## START

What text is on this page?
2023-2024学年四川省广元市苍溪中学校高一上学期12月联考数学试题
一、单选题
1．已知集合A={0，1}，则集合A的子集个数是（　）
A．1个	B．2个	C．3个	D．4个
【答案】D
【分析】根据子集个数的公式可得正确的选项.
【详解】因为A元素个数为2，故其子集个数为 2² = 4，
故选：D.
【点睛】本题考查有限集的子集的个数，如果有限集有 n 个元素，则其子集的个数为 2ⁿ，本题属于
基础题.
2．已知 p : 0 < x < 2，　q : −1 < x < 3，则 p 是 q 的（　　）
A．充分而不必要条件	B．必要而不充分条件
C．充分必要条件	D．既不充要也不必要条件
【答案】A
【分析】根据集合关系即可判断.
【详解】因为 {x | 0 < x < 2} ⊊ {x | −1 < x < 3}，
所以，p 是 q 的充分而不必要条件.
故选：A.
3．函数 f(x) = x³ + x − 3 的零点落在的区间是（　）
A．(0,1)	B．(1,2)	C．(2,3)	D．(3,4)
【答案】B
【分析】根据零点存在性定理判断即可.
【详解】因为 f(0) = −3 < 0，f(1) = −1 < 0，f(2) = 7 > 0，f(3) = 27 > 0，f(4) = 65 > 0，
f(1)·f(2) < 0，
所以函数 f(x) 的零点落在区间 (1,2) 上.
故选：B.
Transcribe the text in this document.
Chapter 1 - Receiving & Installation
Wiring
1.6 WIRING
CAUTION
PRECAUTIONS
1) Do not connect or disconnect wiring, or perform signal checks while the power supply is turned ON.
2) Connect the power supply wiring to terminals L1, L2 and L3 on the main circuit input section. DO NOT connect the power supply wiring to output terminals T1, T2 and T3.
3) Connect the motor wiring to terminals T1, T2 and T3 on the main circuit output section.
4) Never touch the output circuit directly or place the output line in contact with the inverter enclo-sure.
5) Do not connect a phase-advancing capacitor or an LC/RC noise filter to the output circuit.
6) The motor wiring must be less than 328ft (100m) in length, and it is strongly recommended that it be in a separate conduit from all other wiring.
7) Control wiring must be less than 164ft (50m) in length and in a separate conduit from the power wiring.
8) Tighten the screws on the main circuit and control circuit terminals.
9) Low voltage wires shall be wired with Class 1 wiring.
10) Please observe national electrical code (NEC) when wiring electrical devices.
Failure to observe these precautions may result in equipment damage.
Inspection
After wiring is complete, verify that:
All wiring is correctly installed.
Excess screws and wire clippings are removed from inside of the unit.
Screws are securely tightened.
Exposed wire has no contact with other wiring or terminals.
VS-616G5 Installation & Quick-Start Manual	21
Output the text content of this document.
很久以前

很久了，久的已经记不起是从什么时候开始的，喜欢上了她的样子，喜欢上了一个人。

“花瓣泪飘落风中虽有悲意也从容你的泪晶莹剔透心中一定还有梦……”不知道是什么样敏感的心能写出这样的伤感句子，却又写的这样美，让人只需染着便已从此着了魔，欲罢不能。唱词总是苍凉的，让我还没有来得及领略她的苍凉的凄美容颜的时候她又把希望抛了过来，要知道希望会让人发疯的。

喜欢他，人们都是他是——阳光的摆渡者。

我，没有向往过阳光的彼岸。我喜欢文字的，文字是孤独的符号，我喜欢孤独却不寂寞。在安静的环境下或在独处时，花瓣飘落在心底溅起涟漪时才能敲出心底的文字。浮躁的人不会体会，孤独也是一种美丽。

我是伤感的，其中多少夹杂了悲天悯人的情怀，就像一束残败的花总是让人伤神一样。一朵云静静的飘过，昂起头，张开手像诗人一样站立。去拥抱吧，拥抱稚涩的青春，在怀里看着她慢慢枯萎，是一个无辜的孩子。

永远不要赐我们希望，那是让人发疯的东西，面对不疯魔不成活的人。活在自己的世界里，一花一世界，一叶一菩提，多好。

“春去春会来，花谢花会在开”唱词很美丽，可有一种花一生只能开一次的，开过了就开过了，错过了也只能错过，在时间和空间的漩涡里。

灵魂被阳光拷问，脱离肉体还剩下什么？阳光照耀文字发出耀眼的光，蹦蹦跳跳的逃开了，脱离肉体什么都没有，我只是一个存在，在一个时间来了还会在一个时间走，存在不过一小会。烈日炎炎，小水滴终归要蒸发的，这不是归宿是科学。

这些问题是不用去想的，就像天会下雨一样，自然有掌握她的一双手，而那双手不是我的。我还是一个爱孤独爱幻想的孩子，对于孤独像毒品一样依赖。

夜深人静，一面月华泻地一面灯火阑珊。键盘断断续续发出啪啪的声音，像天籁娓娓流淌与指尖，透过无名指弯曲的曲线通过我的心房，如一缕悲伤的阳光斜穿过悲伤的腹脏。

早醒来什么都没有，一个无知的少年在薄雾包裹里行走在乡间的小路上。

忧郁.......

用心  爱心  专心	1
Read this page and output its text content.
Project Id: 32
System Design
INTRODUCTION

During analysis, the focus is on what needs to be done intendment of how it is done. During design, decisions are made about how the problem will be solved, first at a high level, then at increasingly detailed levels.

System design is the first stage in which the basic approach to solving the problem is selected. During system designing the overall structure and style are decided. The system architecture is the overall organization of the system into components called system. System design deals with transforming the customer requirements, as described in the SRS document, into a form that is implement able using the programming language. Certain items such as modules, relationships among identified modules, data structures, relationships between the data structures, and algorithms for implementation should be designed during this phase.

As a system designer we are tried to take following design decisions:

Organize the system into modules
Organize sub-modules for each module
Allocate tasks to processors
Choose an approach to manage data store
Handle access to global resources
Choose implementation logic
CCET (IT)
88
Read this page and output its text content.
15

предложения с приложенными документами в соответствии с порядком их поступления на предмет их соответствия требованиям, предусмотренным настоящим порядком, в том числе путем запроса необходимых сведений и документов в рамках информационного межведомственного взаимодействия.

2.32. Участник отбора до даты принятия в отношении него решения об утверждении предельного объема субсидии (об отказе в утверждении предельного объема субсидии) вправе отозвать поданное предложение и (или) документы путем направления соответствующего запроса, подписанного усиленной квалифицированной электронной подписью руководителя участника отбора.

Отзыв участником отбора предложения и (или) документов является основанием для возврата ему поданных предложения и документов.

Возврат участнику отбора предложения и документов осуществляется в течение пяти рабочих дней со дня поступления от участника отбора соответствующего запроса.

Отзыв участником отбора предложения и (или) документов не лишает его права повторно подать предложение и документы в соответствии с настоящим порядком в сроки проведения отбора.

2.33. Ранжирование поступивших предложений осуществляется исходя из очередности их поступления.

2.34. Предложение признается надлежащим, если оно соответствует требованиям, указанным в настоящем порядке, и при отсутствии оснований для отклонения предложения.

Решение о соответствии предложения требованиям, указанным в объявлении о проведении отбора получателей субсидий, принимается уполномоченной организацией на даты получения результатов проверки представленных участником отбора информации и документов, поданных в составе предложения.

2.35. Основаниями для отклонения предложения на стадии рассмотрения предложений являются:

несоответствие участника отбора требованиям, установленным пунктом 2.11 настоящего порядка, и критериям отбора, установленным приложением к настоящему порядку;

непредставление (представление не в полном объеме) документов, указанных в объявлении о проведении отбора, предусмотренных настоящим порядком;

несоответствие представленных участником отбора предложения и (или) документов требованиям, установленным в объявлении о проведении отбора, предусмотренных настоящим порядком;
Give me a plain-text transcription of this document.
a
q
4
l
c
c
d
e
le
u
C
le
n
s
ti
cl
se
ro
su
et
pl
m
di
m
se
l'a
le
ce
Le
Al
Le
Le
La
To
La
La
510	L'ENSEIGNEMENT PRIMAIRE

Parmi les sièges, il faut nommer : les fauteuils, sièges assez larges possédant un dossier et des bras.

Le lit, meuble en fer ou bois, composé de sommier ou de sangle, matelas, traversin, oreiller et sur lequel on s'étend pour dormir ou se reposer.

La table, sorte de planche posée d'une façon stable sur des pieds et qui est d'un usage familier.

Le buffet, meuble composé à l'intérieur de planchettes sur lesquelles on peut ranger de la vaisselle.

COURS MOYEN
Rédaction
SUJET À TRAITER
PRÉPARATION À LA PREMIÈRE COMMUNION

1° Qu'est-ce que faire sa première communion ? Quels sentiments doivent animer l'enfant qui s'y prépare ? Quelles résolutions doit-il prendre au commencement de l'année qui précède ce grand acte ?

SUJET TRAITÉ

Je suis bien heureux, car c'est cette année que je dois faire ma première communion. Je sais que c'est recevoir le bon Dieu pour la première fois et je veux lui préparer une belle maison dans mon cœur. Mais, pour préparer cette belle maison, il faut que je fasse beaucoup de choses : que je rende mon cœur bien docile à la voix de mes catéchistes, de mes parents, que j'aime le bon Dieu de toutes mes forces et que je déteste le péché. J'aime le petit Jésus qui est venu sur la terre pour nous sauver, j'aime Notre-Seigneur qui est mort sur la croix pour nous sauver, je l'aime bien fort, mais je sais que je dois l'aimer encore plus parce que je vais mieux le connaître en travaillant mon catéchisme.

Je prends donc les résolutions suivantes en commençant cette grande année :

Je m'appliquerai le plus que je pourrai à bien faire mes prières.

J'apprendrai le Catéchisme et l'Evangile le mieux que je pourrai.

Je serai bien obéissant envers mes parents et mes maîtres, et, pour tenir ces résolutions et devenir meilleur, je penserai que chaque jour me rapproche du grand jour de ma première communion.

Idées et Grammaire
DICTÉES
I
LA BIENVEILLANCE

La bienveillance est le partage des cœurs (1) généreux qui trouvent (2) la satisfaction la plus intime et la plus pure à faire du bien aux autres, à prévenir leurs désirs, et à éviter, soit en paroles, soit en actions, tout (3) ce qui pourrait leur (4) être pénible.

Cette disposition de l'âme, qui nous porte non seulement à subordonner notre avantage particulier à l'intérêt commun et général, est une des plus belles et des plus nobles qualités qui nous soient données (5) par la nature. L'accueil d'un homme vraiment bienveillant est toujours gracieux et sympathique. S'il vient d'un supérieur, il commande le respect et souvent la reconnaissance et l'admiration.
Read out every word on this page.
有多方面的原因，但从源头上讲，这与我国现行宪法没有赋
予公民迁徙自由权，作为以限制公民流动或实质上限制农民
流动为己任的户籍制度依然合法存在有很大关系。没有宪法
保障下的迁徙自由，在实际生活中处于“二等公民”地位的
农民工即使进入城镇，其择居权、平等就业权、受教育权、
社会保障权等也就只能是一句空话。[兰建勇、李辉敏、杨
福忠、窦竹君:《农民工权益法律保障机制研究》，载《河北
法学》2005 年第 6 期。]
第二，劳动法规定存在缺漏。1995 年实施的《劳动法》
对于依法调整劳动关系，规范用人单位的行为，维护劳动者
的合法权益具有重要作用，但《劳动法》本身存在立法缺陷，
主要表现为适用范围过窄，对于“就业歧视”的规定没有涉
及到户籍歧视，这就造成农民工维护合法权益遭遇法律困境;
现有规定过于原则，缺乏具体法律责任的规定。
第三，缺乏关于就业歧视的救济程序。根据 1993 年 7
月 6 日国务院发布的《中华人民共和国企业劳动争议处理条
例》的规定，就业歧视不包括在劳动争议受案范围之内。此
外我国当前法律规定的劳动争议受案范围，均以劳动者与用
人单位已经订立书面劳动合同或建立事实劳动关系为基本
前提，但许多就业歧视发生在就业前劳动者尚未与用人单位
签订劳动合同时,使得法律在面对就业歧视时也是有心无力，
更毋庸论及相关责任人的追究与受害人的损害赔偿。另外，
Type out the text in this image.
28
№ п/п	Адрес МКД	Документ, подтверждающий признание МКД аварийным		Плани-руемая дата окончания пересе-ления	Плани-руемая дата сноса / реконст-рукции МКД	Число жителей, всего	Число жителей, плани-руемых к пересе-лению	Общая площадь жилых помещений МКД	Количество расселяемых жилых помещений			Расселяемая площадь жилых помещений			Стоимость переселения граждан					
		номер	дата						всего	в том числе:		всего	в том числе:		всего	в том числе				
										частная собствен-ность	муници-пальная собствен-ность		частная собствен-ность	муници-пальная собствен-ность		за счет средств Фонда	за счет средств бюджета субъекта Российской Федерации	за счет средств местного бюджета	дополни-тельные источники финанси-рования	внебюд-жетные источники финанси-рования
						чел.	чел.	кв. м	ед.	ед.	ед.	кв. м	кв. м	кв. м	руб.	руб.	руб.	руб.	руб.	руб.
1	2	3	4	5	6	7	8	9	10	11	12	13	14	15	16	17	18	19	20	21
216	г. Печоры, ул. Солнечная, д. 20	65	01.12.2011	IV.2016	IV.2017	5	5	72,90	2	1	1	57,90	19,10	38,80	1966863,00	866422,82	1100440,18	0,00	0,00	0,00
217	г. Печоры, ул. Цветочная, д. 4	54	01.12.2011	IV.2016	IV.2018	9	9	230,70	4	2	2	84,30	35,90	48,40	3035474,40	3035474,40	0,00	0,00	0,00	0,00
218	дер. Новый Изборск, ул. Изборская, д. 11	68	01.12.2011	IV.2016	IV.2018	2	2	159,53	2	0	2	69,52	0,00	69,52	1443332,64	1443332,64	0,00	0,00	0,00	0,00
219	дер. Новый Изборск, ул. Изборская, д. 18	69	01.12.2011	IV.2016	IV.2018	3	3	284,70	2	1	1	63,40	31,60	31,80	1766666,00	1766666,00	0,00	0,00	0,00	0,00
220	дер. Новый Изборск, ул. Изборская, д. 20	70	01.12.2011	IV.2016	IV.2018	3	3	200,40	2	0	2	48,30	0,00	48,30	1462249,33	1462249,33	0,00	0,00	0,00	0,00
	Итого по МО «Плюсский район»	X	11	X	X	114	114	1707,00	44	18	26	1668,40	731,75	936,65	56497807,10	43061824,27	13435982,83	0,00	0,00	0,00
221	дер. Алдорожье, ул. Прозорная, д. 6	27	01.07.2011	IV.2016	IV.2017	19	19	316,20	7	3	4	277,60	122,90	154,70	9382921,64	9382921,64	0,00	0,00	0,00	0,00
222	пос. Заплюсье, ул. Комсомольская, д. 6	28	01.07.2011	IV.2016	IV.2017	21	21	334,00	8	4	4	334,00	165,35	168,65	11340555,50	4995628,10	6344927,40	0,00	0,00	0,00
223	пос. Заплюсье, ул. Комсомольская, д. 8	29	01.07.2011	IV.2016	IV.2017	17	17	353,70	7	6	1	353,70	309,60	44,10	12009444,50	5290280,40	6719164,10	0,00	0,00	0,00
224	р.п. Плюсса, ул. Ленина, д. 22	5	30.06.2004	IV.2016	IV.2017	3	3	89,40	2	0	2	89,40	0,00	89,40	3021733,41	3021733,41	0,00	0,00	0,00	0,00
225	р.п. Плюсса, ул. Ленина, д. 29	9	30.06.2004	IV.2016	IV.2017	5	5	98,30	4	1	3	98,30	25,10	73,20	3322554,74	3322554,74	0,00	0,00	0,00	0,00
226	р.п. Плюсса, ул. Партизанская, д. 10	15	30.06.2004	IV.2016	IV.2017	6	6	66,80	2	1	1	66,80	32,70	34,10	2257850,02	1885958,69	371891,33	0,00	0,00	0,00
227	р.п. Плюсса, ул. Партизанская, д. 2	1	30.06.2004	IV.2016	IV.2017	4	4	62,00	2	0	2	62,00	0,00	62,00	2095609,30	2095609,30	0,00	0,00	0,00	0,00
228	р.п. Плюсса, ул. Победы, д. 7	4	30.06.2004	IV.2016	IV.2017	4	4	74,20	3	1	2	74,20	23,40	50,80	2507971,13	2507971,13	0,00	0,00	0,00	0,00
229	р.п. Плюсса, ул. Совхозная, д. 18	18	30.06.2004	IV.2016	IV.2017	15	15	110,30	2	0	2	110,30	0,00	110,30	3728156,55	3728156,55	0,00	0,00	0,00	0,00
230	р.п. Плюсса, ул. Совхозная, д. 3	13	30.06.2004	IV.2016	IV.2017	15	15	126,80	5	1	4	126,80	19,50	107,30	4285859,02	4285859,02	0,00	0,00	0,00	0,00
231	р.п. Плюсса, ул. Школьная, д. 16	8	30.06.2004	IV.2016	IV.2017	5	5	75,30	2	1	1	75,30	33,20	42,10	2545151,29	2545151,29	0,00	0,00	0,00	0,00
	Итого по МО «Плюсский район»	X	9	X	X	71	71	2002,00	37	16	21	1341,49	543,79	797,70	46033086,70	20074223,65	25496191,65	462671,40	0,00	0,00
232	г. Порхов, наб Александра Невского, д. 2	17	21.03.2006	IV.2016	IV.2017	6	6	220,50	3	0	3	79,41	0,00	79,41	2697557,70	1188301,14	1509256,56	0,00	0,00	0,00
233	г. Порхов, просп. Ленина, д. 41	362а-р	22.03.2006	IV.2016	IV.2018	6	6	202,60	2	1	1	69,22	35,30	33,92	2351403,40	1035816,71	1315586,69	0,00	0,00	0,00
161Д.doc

## END

*WHAT YOU SHOULD DO*
Copy out all lines where the word "Плюсский" appears.

*REPLY*
	Итого по МО «Плюсский район»	X	11	X	X	114	114	1707,00	44	18	26	1668,40	731,75	936,65	56497807,10	43061824,27	13435982,83	0,00	0,00	0,00
	Итого по МО «Плюсский район»	X	9	X	X	71	71	2002,00	37	16	21	1341,49	543,79	797,70	46033086,70	20074223,65	25496191,65	462671,40	0,00	0,00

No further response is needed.